- [PROBLEM DETAILS] Work through the records below and tally every line containing "chung". Reply with the total alone.
______
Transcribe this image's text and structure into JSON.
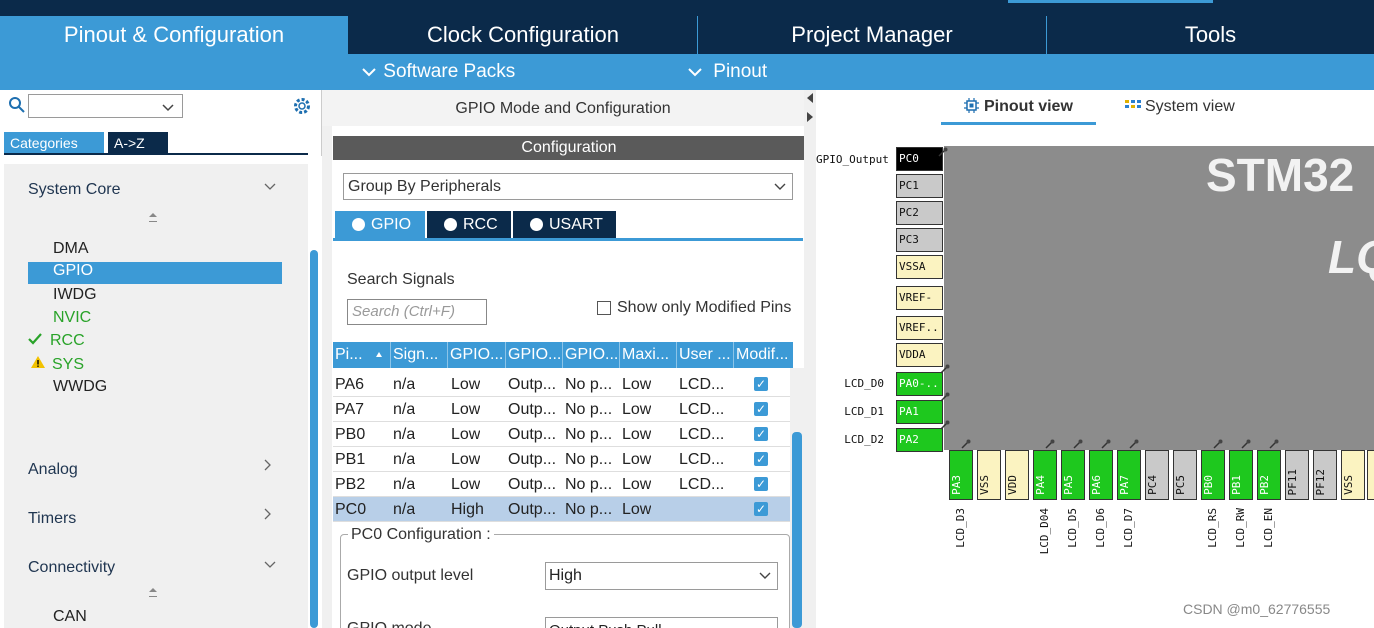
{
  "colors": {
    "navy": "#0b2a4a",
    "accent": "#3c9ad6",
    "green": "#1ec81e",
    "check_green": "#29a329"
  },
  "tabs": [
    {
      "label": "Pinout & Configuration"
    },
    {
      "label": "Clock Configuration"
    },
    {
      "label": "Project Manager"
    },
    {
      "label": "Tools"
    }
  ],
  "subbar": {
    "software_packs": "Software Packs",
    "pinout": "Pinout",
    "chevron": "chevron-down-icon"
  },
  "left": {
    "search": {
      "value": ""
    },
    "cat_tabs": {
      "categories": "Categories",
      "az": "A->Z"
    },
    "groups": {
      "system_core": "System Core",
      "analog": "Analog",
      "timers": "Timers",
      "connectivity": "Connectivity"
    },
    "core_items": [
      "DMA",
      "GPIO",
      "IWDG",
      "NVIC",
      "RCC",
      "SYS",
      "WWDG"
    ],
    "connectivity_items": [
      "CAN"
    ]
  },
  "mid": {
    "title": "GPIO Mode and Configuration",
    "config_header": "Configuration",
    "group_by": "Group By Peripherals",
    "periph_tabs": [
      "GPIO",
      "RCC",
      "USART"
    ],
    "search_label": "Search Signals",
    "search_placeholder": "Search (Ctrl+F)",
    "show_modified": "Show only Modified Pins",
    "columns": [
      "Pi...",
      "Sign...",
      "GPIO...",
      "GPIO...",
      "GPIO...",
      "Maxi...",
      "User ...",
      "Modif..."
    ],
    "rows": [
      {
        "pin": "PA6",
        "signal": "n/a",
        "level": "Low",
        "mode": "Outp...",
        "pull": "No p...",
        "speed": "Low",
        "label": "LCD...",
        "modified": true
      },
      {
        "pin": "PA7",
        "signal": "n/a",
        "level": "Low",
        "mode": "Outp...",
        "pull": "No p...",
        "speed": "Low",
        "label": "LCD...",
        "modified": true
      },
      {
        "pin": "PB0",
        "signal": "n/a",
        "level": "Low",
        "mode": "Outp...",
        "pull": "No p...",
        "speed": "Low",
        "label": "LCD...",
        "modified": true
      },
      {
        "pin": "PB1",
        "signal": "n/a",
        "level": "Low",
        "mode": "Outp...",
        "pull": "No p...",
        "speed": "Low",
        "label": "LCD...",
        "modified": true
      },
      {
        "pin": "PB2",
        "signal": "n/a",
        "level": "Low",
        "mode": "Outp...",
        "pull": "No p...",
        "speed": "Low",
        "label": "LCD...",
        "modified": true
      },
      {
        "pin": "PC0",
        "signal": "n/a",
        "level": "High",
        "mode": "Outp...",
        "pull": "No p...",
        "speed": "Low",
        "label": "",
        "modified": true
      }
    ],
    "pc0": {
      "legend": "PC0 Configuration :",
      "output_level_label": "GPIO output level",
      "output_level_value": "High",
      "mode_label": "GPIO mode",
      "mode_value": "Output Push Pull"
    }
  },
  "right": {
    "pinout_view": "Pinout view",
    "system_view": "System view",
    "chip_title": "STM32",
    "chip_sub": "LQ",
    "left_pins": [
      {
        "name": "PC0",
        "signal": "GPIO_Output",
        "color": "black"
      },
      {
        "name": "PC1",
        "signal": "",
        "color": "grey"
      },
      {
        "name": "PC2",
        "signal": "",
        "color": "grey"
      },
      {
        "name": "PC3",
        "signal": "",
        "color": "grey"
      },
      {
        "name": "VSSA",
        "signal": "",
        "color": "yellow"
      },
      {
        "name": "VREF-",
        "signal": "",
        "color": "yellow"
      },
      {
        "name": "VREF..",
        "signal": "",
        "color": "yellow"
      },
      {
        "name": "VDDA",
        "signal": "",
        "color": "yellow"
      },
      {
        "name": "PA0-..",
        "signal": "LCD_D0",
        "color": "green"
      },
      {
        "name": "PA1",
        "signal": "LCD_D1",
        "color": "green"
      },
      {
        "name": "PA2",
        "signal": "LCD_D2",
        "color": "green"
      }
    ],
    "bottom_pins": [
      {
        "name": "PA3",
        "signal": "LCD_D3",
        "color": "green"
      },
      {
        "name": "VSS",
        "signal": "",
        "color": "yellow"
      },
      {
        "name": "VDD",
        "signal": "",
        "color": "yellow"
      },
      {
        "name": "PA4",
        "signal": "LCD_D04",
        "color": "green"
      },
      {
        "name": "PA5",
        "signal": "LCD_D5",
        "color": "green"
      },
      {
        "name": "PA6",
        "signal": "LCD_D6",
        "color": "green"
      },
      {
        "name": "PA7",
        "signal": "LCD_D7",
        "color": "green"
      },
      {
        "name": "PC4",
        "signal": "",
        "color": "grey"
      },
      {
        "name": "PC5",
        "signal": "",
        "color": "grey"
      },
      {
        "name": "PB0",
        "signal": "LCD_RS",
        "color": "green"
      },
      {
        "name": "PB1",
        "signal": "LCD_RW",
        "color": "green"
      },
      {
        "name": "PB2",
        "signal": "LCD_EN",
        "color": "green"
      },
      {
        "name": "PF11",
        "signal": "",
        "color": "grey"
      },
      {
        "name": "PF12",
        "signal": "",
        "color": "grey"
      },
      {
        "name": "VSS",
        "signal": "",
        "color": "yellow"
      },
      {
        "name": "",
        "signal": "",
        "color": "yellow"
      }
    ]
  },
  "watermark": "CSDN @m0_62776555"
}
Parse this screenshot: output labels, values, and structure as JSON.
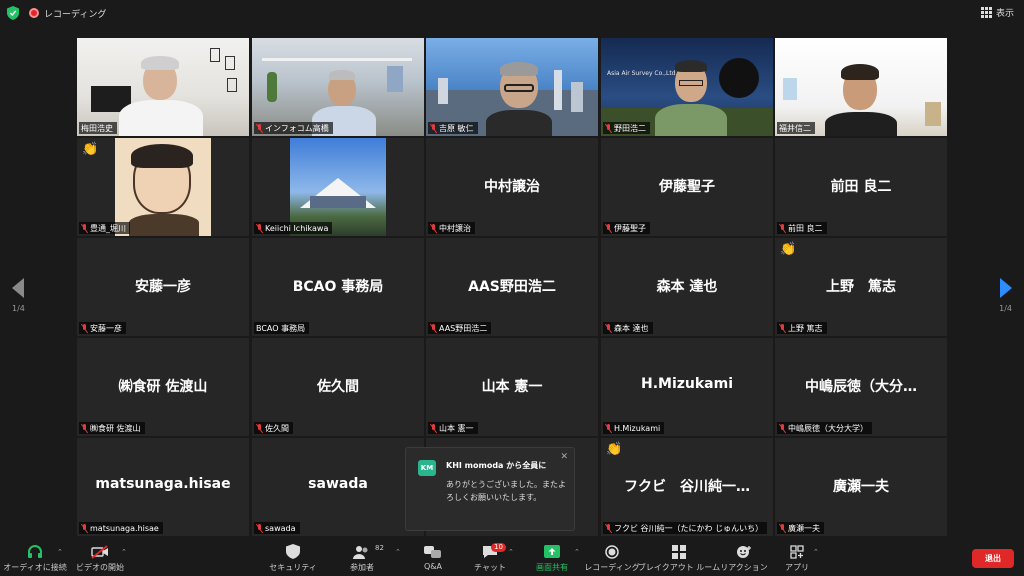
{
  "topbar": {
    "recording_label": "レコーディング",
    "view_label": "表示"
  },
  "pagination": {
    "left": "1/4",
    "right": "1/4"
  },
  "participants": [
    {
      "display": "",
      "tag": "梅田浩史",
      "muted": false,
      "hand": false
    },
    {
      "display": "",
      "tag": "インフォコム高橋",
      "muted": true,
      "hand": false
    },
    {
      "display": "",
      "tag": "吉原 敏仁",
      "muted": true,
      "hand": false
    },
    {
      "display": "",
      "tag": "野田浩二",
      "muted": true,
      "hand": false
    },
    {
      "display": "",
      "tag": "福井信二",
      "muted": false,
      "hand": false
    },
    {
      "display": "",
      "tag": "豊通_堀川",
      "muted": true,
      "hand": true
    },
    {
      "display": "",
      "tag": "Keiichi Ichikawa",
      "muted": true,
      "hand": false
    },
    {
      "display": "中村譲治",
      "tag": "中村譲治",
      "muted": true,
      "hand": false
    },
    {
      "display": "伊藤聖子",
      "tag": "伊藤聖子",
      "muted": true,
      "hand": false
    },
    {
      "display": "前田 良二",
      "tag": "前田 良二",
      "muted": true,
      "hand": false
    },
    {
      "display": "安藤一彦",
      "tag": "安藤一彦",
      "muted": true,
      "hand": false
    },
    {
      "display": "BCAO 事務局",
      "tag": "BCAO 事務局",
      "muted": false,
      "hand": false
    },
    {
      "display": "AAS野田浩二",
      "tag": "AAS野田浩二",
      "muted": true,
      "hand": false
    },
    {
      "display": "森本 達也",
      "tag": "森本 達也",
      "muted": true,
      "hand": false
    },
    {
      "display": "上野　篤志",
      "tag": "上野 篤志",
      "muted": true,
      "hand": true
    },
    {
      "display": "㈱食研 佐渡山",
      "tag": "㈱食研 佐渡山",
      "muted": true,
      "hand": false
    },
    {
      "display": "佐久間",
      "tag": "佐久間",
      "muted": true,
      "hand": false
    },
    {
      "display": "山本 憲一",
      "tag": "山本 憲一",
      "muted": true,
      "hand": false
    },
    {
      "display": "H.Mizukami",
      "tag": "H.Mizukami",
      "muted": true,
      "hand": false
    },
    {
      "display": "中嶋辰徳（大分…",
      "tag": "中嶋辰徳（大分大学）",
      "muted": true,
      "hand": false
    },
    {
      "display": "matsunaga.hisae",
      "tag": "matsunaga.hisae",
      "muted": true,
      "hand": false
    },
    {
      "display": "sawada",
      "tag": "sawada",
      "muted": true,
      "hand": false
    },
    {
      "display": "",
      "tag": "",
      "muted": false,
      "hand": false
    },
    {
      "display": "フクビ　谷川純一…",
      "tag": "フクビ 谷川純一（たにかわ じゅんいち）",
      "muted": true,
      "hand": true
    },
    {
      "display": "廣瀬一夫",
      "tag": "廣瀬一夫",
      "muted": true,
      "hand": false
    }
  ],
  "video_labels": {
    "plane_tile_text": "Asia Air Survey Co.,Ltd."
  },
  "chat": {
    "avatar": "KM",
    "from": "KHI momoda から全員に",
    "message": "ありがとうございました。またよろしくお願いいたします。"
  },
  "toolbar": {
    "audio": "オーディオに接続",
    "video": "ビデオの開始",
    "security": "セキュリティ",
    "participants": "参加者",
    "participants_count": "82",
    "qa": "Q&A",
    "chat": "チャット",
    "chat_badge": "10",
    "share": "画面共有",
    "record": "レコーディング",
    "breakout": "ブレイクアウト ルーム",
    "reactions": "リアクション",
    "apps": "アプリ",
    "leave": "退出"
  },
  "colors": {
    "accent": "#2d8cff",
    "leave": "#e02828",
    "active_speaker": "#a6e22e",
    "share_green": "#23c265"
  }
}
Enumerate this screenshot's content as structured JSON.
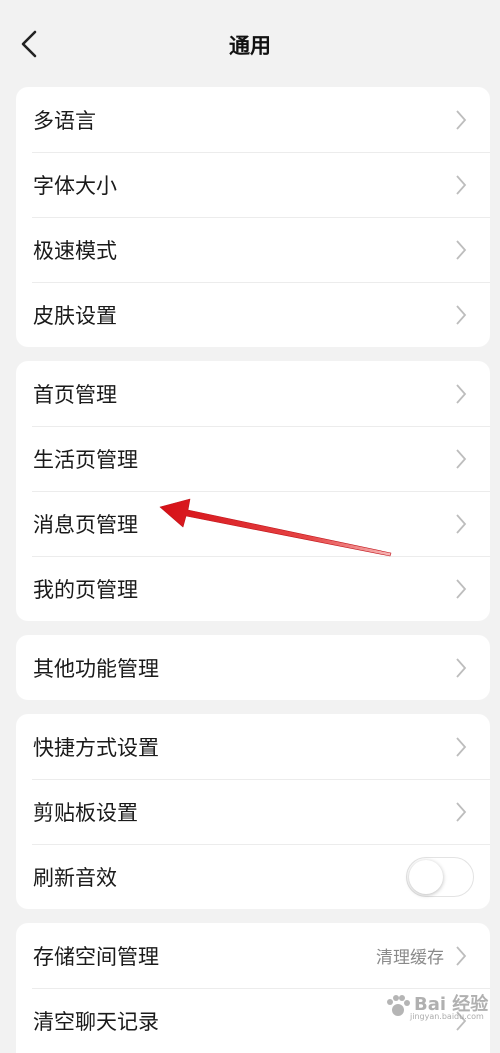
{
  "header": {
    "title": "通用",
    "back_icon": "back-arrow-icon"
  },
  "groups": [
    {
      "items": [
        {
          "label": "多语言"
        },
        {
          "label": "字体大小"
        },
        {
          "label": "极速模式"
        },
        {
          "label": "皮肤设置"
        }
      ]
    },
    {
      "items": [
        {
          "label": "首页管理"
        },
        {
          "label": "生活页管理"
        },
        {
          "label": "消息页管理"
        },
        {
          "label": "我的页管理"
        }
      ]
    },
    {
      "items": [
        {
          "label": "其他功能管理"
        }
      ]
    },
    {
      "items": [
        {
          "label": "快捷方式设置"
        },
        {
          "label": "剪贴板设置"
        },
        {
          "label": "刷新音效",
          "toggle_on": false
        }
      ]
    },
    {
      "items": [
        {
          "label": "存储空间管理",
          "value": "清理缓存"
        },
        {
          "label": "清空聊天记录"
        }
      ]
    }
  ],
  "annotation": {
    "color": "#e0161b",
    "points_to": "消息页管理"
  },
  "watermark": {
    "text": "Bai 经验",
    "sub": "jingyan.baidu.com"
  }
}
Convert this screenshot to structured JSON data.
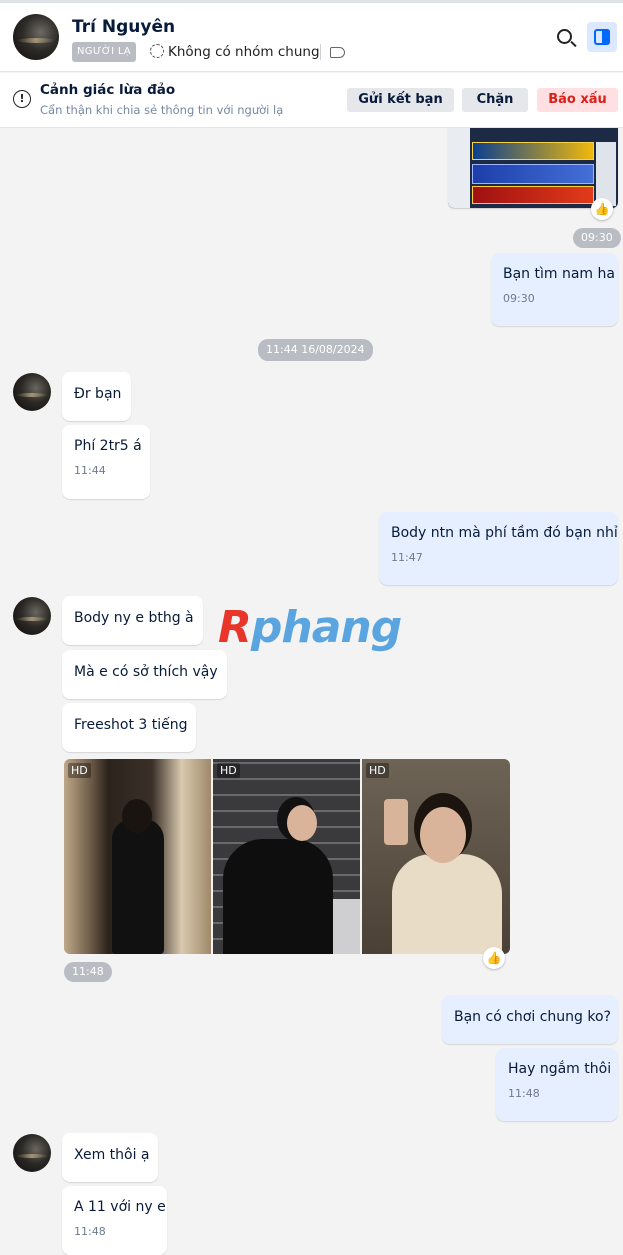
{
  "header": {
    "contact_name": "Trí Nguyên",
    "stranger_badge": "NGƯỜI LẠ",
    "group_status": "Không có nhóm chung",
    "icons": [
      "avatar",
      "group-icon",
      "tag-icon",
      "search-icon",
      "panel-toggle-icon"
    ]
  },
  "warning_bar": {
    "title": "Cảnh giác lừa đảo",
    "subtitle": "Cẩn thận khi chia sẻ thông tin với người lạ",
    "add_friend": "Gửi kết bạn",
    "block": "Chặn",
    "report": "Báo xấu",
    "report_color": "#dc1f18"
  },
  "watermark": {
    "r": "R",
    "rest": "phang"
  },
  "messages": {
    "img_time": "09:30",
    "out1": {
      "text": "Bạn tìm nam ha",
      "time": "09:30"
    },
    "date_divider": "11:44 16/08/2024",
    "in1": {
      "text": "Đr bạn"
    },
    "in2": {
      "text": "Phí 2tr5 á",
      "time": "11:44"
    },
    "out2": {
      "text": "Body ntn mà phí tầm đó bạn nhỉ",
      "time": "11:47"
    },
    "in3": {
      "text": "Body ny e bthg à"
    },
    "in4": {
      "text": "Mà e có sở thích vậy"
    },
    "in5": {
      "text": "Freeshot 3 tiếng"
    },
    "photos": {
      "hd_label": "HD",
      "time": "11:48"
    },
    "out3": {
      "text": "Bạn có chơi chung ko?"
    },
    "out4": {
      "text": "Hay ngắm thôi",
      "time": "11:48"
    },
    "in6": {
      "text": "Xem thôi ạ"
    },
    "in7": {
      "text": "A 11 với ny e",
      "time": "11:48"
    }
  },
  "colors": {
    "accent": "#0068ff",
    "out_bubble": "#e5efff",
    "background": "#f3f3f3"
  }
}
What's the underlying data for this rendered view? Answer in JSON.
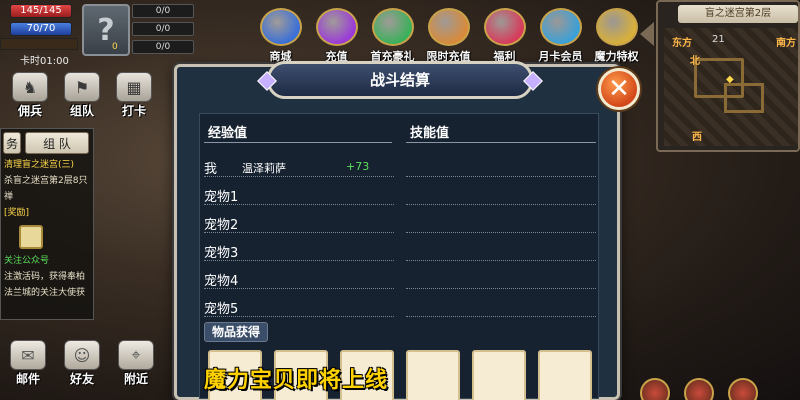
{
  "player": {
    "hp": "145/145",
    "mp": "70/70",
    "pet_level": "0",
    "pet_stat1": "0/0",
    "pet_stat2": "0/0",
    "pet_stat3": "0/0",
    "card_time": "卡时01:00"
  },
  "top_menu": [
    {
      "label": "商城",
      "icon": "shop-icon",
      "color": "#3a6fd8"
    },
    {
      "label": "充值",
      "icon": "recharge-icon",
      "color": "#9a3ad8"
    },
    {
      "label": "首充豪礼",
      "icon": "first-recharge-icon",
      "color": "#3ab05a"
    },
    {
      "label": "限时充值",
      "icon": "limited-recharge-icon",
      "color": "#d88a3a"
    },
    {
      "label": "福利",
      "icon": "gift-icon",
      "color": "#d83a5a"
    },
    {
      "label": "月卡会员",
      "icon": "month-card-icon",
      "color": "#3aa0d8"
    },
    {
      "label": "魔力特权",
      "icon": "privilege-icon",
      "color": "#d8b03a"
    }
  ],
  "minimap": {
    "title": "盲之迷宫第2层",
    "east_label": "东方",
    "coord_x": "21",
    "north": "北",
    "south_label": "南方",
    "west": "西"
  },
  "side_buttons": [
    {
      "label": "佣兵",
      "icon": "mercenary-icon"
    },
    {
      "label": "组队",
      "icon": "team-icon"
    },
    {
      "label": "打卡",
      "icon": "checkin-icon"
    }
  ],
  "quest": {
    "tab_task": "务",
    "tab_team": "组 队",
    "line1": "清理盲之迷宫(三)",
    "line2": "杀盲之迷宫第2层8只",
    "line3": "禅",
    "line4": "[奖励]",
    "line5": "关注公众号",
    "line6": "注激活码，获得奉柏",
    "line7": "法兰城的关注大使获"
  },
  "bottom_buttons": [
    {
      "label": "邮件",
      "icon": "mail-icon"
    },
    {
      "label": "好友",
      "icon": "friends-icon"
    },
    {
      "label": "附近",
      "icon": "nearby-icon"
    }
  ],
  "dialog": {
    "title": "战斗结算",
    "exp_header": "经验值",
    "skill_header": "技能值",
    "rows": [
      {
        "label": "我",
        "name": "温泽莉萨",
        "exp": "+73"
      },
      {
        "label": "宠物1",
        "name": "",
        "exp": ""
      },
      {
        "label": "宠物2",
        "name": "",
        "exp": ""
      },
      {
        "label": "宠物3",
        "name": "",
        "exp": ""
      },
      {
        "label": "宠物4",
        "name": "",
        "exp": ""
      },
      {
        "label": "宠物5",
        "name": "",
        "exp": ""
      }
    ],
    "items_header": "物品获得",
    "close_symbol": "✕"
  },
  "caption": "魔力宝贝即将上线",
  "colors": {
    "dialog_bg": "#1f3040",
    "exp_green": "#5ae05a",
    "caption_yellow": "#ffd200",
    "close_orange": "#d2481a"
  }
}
______
- [ANSWER TO THE EXERCISE] 2